Work to be completed:
Find every line in the records that holds the string "Настройка". Copy each one.

Data records:

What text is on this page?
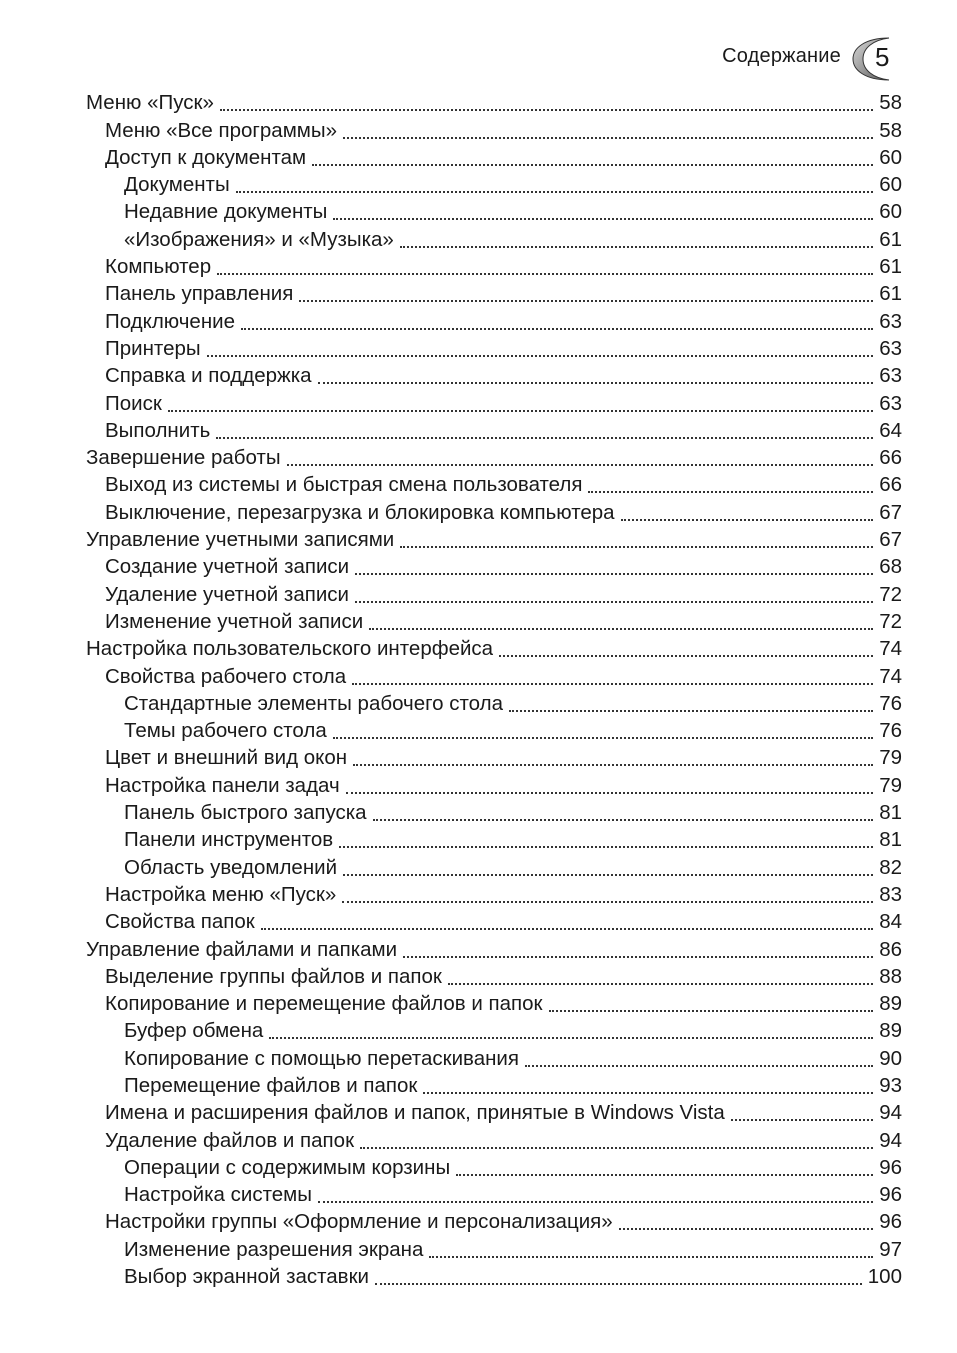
Содержание 5
Меню «Пуск»	58
Меню «Все программы»	58
Доступ к документам	60
Документы	60
Недавние документы	60
«Изображения» и «Музыка»	61
Компьютер	61
Панель управления	61
Подключение	63
Принтеры	63
Справка и поддержка	63
Поиск	63
Выполнить	64
Завершение работы	66
Выход из системы и быстрая смена пользователя	66
Выключение, перезагрузка и блокировка компьютера	67
Управление учетными записями	67
Создание учетной записи	68
Удаление учетной записи	72
Изменение учетной записи	72
Настройка пользовательского интерфейса	74
Свойства рабочего стола	74
Стандартные элементы рабочего стола	76
Темы рабочего стола	76
Цвет и внешний вид окон	79
Настройка панели задач	79
Панель быстрого запуска	81
Панели инструментов	81
Область уведомлений	82
Настройка меню «Пуск»	83
Свойства папок	84
Управление файлами и папками	86
Выделение группы файлов и папок	88
Копирование и перемещение файлов и папок	89
Буфер обмена	89
Копирование с помощью перетаскивания	90
Перемещение файлов и папок	93
Имена и расширения файлов и папок, принятые в Windows Vista	94
Удаление файлов и папок	94
Операции с содержимым корзины	96
Настройка системы	96
Настройки группы «Оформление и персонализация»	96
Изменение разрешения экрана	97
Выбор экранной заставки	100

Task response:
Настройка пользовательского интерфейса	74
Настройка панели задач	79
Настройка меню «Пуск»	83
Настройка системы	96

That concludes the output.